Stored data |
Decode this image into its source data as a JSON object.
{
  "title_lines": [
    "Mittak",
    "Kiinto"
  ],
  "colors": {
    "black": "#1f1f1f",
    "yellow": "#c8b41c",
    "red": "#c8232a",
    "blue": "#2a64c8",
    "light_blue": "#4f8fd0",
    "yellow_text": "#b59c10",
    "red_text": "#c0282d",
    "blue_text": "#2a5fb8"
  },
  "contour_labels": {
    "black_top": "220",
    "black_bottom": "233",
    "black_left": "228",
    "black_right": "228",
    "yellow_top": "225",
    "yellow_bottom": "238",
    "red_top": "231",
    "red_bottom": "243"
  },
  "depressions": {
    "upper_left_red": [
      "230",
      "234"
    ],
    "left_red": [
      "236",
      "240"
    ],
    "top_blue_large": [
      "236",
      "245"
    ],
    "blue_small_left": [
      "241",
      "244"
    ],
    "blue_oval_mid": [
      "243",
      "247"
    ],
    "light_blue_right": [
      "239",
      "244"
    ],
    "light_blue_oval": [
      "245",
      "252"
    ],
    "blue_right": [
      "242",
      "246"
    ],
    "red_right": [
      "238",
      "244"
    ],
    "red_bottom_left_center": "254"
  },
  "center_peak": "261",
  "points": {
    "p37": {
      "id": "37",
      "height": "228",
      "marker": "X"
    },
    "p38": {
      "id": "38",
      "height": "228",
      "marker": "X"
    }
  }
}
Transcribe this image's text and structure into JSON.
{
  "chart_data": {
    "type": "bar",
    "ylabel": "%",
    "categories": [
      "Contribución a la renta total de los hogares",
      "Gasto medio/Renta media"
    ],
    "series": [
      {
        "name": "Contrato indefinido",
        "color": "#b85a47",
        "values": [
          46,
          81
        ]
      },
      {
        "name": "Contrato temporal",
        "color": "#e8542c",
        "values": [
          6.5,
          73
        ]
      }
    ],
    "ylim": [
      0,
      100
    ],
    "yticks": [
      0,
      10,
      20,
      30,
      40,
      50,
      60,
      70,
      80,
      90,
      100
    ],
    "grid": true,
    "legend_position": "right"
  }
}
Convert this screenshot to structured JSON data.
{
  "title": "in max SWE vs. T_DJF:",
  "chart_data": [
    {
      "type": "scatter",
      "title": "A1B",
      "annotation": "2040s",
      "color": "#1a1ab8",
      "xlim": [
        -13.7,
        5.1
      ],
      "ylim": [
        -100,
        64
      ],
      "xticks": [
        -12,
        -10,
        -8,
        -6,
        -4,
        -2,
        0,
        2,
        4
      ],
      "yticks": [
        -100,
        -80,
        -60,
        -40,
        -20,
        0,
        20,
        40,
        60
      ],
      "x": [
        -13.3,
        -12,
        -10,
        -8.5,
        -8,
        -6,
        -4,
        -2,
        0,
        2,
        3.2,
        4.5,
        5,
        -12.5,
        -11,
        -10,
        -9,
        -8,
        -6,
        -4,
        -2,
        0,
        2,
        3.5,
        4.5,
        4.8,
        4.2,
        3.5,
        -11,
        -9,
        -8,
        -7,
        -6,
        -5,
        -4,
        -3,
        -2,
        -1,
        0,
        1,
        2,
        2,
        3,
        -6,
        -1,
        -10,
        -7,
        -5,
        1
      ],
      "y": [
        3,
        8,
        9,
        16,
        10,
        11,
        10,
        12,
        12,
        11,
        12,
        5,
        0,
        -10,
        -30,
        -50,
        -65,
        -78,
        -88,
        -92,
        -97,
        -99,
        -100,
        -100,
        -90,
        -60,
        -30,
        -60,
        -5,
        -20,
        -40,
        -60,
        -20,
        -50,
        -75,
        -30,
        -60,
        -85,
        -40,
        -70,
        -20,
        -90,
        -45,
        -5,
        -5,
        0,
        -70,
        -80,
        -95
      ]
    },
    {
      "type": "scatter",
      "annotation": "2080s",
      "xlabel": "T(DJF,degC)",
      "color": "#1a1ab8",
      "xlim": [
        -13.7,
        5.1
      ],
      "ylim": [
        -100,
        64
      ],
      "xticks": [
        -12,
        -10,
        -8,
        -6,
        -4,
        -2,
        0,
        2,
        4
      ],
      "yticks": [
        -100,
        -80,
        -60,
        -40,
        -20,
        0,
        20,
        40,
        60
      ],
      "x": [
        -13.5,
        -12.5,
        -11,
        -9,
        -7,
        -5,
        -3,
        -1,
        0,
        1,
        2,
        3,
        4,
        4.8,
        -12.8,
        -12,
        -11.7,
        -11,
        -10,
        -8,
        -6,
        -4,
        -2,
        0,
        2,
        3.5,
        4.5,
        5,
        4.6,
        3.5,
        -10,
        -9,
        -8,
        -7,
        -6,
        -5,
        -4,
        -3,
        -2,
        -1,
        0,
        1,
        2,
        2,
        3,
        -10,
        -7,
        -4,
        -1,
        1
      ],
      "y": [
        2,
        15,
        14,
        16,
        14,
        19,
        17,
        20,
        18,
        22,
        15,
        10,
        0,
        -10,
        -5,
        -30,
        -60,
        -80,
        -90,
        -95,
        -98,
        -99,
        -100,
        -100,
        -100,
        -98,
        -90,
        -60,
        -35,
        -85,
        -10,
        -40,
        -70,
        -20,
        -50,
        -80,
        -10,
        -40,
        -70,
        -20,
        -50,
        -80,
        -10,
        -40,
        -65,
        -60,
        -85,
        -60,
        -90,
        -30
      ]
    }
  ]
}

TASK PROMPT | Print the records above exactly as they appear.

ANSWER FOR THIS EXERCISE |
Decode this image into its source data as a JSON object.
{
  "title_lines": [
    "Mittak",
    "Kiinto"
  ],
  "colors": {
    "black": "#1f1f1f",
    "yellow": "#c8b41c",
    "red": "#c8232a",
    "blue": "#2a64c8",
    "light_blue": "#4f8fd0",
    "yellow_text": "#b59c10",
    "red_text": "#c0282d",
    "blue_text": "#2a5fb8"
  },
  "contour_labels": {
    "black_top": "220",
    "black_bottom": "233",
    "black_left": "228",
    "black_right": "228",
    "yellow_top": "225",
    "yellow_bottom": "238",
    "red_top": "231",
    "red_bottom": "243"
  },
  "depressions": {
    "upper_left_red": [
      "230",
      "234"
    ],
    "left_red": [
      "236",
      "240"
    ],
    "top_blue_large": [
      "236",
      "245"
    ],
    "blue_small_left": [
      "241",
      "244"
    ],
    "blue_oval_mid": [
      "243",
      "247"
    ],
    "light_blue_right": [
      "239",
      "244"
    ],
    "light_blue_oval": [
      "245",
      "252"
    ],
    "blue_right": [
      "242",
      "246"
    ],
    "red_right": [
      "238",
      "244"
    ],
    "red_bottom_left_center": "254"
  },
  "center_peak": "261",
  "points": {
    "p37": {
      "id": "37",
      "height": "228",
      "marker": "X"
    },
    "p38": {
      "id": "38",
      "height": "228",
      "marker": "X"
    }
  }
}
Transcribe this image's text and structure into JSON.
{
  "chart_data": {
    "type": "bar",
    "ylabel": "%",
    "categories": [
      "Contribución a la renta total de los hogares",
      "Gasto medio/Renta media"
    ],
    "series": [
      {
        "name": "Contrato indefinido",
        "color": "#b85a47",
        "values": [
          46,
          81
        ]
      },
      {
        "name": "Contrato temporal",
        "color": "#e8542c",
        "values": [
          6.5,
          73
        ]
      }
    ],
    "ylim": [
      0,
      100
    ],
    "yticks": [
      0,
      10,
      20,
      30,
      40,
      50,
      60,
      70,
      80,
      90,
      100
    ],
    "grid": true,
    "legend_position": "right"
  }
}
Convert this screenshot to structured JSON data.
{
  "title": "in max SWE vs. T_DJF:",
  "chart_data": [
    {
      "type": "scatter",
      "title": "A1B",
      "annotation": "2040s",
      "color": "#1a1ab8",
      "xlim": [
        -13.7,
        5.1
      ],
      "ylim": [
        -100,
        64
      ],
      "xticks": [
        -12,
        -10,
        -8,
        -6,
        -4,
        -2,
        0,
        2,
        4
      ],
      "yticks": [
        -100,
        -80,
        -60,
        -40,
        -20,
        0,
        20,
        40,
        60
      ],
      "x": [
        -13.3,
        -12,
        -10,
        -8.5,
        -8,
        -6,
        -4,
        -2,
        0,
        2,
        3.2,
        4.5,
        5,
        -12.5,
        -11,
        -10,
        -9,
        -8,
        -6,
        -4,
        -2,
        0,
        2,
        3.5,
        4.5,
        4.8,
        4.2,
        3.5,
        -11,
        -9,
        -8,
        -7,
        -6,
        -5,
        -4,
        -3,
        -2,
        -1,
        0,
        1,
        2,
        2,
        3,
        -6,
        -1,
        -10,
        -7,
        -5,
        1
      ],
      "y": [
        3,
        8,
        9,
        16,
        10,
        11,
        10,
        12,
        12,
        11,
        12,
        5,
        0,
        -10,
        -30,
        -50,
        -65,
        -78,
        -88,
        -92,
        -97,
        -99,
        -100,
        -100,
        -90,
        -60,
        -30,
        -60,
        -5,
        -20,
        -40,
        -60,
        -20,
        -50,
        -75,
        -30,
        -60,
        -85,
        -40,
        -70,
        -20,
        -90,
        -45,
        -5,
        -5,
        0,
        -70,
        -80,
        -95
      ]
    },
    {
      "type": "scatter",
      "annotation": "2080s",
      "xlabel": "T(DJF,degC)",
      "color": "#1a1ab8",
      "xlim": [
        -13.7,
        5.1
      ],
      "ylim": [
        -100,
        64
      ],
      "xticks": [
        -12,
        -10,
        -8,
        -6,
        -4,
        -2,
        0,
        2,
        4
      ],
      "yticks": [
        -100,
        -80,
        -60,
        -40,
        -20,
        0,
        20,
        40,
        60
      ],
      "x": [
        -13.5,
        -12.5,
        -11,
        -9,
        -7,
        -5,
        -3,
        -1,
        0,
        1,
        2,
        3,
        4,
        4.8,
        -12.8,
        -12,
        -11.7,
        -11,
        -10,
        -8,
        -6,
        -4,
        -2,
        0,
        2,
        3.5,
        4.5,
        5,
        4.6,
        3.5,
        -10,
        -9,
        -8,
        -7,
        -6,
        -5,
        -4,
        -3,
        -2,
        -1,
        0,
        1,
        2,
        2,
        3,
        -10,
        -7,
        -4,
        -1,
        1
      ],
      "y": [
        2,
        15,
        14,
        16,
        14,
        19,
        17,
        20,
        18,
        22,
        15,
        10,
        0,
        -10,
        -5,
        -30,
        -60,
        -80,
        -90,
        -95,
        -98,
        -99,
        -100,
        -100,
        -100,
        -98,
        -90,
        -60,
        -35,
        -85,
        -10,
        -40,
        -70,
        -20,
        -50,
        -80,
        -10,
        -40,
        -70,
        -20,
        -50,
        -80,
        -10,
        -40,
        -65,
        -60,
        -85,
        -60,
        -90,
        -30
      ]
    }
  ]
}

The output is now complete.